** BEGIN EXTRACTED RECORDS **

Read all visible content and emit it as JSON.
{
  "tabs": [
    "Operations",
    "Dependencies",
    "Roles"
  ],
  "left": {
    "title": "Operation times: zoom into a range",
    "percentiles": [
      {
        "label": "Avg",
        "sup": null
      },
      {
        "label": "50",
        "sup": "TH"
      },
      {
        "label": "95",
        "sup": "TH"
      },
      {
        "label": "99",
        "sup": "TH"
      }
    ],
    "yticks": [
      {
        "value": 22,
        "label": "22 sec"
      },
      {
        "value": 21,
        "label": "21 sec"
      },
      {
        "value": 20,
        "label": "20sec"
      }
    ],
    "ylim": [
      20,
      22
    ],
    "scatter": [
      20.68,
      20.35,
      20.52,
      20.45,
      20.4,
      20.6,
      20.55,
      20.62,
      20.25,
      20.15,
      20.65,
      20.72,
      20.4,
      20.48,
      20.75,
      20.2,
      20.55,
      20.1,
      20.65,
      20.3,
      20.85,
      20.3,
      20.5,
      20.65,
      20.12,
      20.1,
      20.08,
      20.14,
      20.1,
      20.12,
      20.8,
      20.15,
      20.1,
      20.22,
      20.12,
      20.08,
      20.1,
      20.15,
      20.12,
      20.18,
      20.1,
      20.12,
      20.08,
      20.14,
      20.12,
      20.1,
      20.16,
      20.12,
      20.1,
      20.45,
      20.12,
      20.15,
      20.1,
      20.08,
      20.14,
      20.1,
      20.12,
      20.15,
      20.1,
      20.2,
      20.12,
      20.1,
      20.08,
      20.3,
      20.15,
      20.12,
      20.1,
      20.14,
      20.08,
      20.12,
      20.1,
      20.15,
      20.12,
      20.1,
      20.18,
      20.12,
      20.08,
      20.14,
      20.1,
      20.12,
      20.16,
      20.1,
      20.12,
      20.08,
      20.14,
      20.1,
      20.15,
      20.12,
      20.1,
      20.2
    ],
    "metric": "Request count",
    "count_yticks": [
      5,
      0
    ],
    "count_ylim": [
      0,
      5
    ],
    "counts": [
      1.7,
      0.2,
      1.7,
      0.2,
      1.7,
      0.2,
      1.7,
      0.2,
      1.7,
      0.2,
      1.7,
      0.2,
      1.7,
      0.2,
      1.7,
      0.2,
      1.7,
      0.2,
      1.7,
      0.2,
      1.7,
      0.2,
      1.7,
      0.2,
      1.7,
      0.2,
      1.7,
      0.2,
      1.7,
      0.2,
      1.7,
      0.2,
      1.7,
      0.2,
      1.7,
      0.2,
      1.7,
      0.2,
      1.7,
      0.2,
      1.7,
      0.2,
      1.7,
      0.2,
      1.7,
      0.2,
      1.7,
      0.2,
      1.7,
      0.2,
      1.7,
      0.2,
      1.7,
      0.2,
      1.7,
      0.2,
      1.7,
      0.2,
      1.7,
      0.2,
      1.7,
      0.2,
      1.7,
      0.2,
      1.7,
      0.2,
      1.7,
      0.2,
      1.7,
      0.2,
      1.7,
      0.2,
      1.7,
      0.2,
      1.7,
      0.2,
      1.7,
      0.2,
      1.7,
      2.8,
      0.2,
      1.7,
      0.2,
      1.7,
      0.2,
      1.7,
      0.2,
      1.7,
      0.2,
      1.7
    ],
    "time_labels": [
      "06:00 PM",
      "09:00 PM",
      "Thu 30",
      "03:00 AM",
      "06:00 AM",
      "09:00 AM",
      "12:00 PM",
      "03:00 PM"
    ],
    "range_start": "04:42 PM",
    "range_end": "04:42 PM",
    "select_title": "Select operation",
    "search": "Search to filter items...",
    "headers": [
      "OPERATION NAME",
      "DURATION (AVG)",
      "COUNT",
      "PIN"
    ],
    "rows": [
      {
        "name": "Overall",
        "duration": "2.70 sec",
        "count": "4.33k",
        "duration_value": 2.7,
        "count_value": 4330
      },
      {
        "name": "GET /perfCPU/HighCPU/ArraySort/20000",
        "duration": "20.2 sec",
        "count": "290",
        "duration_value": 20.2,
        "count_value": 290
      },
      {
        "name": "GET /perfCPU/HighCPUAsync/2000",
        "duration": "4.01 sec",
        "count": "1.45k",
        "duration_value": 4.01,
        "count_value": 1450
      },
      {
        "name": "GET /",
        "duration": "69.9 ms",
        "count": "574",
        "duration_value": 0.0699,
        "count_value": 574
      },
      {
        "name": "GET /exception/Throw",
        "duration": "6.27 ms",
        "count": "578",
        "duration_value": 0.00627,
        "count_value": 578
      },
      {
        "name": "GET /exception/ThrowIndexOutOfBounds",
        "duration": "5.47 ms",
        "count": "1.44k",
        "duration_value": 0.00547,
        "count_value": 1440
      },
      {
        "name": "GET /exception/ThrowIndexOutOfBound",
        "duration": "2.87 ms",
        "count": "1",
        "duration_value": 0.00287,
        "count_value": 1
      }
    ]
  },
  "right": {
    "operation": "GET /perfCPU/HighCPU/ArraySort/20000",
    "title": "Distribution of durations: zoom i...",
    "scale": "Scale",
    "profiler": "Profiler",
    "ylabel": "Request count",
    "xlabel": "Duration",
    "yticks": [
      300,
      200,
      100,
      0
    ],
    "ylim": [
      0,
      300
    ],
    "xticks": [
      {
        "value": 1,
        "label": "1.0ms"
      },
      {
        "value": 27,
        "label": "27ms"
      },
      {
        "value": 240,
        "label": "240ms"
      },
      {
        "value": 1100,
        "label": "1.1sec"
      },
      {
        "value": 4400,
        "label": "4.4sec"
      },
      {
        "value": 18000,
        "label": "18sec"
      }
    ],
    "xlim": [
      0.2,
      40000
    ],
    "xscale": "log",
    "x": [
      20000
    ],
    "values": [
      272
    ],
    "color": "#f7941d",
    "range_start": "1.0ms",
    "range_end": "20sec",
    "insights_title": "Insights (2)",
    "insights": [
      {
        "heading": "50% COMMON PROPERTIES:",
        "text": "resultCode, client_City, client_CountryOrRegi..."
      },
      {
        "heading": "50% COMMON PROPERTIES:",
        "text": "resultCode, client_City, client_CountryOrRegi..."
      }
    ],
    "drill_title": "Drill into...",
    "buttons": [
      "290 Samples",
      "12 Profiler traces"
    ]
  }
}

** END EXTRACTED RECORDS **

» **WHAT IS NEEDED**
From the records above, extract everything verbatim.

» **RESULT OF THE EXERCISE**
Read all visible content and emit it as JSON.
{
  "tabs": [
    "Operations",
    "Dependencies",
    "Roles"
  ],
  "left": {
    "title": "Operation times: zoom into a range",
    "percentiles": [
      {
        "label": "Avg",
        "sup": null
      },
      {
        "label": "50",
        "sup": "TH"
      },
      {
        "label": "95",
        "sup": "TH"
      },
      {
        "label": "99",
        "sup": "TH"
      }
    ],
    "yticks": [
      {
        "value": 22,
        "label": "22 sec"
      },
      {
        "value": 21,
        "label": "21 sec"
      },
      {
        "value": 20,
        "label": "20sec"
      }
    ],
    "ylim": [
      20,
      22
    ],
    "scatter": [
      20.68,
      20.35,
      20.52,
      20.45,
      20.4,
      20.6,
      20.55,
      20.62,
      20.25,
      20.15,
      20.65,
      20.72,
      20.4,
      20.48,
      20.75,
      20.2,
      20.55,
      20.1,
      20.65,
      20.3,
      20.85,
      20.3,
      20.5,
      20.65,
      20.12,
      20.1,
      20.08,
      20.14,
      20.1,
      20.12,
      20.8,
      20.15,
      20.1,
      20.22,
      20.12,
      20.08,
      20.1,
      20.15,
      20.12,
      20.18,
      20.1,
      20.12,
      20.08,
      20.14,
      20.12,
      20.1,
      20.16,
      20.12,
      20.1,
      20.45,
      20.12,
      20.15,
      20.1,
      20.08,
      20.14,
      20.1,
      20.12,
      20.15,
      20.1,
      20.2,
      20.12,
      20.1,
      20.08,
      20.3,
      20.15,
      20.12,
      20.1,
      20.14,
      20.08,
      20.12,
      20.1,
      20.15,
      20.12,
      20.1,
      20.18,
      20.12,
      20.08,
      20.14,
      20.1,
      20.12,
      20.16,
      20.1,
      20.12,
      20.08,
      20.14,
      20.1,
      20.15,
      20.12,
      20.1,
      20.2
    ],
    "metric": "Request count",
    "count_yticks": [
      5,
      0
    ],
    "count_ylim": [
      0,
      5
    ],
    "counts": [
      1.7,
      0.2,
      1.7,
      0.2,
      1.7,
      0.2,
      1.7,
      0.2,
      1.7,
      0.2,
      1.7,
      0.2,
      1.7,
      0.2,
      1.7,
      0.2,
      1.7,
      0.2,
      1.7,
      0.2,
      1.7,
      0.2,
      1.7,
      0.2,
      1.7,
      0.2,
      1.7,
      0.2,
      1.7,
      0.2,
      1.7,
      0.2,
      1.7,
      0.2,
      1.7,
      0.2,
      1.7,
      0.2,
      1.7,
      0.2,
      1.7,
      0.2,
      1.7,
      0.2,
      1.7,
      0.2,
      1.7,
      0.2,
      1.7,
      0.2,
      1.7,
      0.2,
      1.7,
      0.2,
      1.7,
      0.2,
      1.7,
      0.2,
      1.7,
      0.2,
      1.7,
      0.2,
      1.7,
      0.2,
      1.7,
      0.2,
      1.7,
      0.2,
      1.7,
      0.2,
      1.7,
      0.2,
      1.7,
      0.2,
      1.7,
      0.2,
      1.7,
      0.2,
      1.7,
      2.8,
      0.2,
      1.7,
      0.2,
      1.7,
      0.2,
      1.7,
      0.2,
      1.7,
      0.2,
      1.7
    ],
    "time_labels": [
      "06:00 PM",
      "09:00 PM",
      "Thu 30",
      "03:00 AM",
      "06:00 AM",
      "09:00 AM",
      "12:00 PM",
      "03:00 PM"
    ],
    "range_start": "04:42 PM",
    "range_end": "04:42 PM",
    "select_title": "Select operation",
    "search": "Search to filter items...",
    "headers": [
      "OPERATION NAME",
      "DURATION (AVG)",
      "COUNT",
      "PIN"
    ],
    "rows": [
      {
        "name": "Overall",
        "duration": "2.70 sec",
        "count": "4.33k",
        "duration_value": 2.7,
        "count_value": 4330
      },
      {
        "name": "GET /perfCPU/HighCPU/ArraySort/20000",
        "duration": "20.2 sec",
        "count": "290",
        "duration_value": 20.2,
        "count_value": 290
      },
      {
        "name": "GET /perfCPU/HighCPUAsync/2000",
        "duration": "4.01 sec",
        "count": "1.45k",
        "duration_value": 4.01,
        "count_value": 1450
      },
      {
        "name": "GET /",
        "duration": "69.9 ms",
        "count": "574",
        "duration_value": 0.0699,
        "count_value": 574
      },
      {
        "name": "GET /exception/Throw",
        "duration": "6.27 ms",
        "count": "578",
        "duration_value": 0.00627,
        "count_value": 578
      },
      {
        "name": "GET /exception/ThrowIndexOutOfBounds",
        "duration": "5.47 ms",
        "count": "1.44k",
        "duration_value": 0.00547,
        "count_value": 1440
      },
      {
        "name": "GET /exception/ThrowIndexOutOfBound",
        "duration": "2.87 ms",
        "count": "1",
        "duration_value": 0.00287,
        "count_value": 1
      }
    ]
  },
  "right": {
    "operation": "GET /perfCPU/HighCPU/ArraySort/20000",
    "title": "Distribution of durations: zoom i...",
    "scale": "Scale",
    "profiler": "Profiler",
    "ylabel": "Request count",
    "xlabel": "Duration",
    "yticks": [
      300,
      200,
      100,
      0
    ],
    "ylim": [
      0,
      300
    ],
    "xticks": [
      {
        "value": 1,
        "label": "1.0ms"
      },
      {
        "value": 27,
        "label": "27ms"
      },
      {
        "value": 240,
        "label": "240ms"
      },
      {
        "value": 1100,
        "label": "1.1sec"
      },
      {
        "value": 4400,
        "label": "4.4sec"
      },
      {
        "value": 18000,
        "label": "18sec"
      }
    ],
    "xlim": [
      0.2,
      40000
    ],
    "xscale": "log",
    "x": [
      20000
    ],
    "values": [
      272
    ],
    "color": "#f7941d",
    "range_start": "1.0ms",
    "range_end": "20sec",
    "insights_title": "Insights (2)",
    "insights": [
      {
        "heading": "50% COMMON PROPERTIES:",
        "text": "resultCode, client_City, client_CountryOrRegi..."
      },
      {
        "heading": "50% COMMON PROPERTIES:",
        "text": "resultCode, client_City, client_CountryOrRegi..."
      }
    ],
    "drill_title": "Drill into...",
    "buttons": [
      "290 Samples",
      "12 Profiler traces"
    ]
  }
}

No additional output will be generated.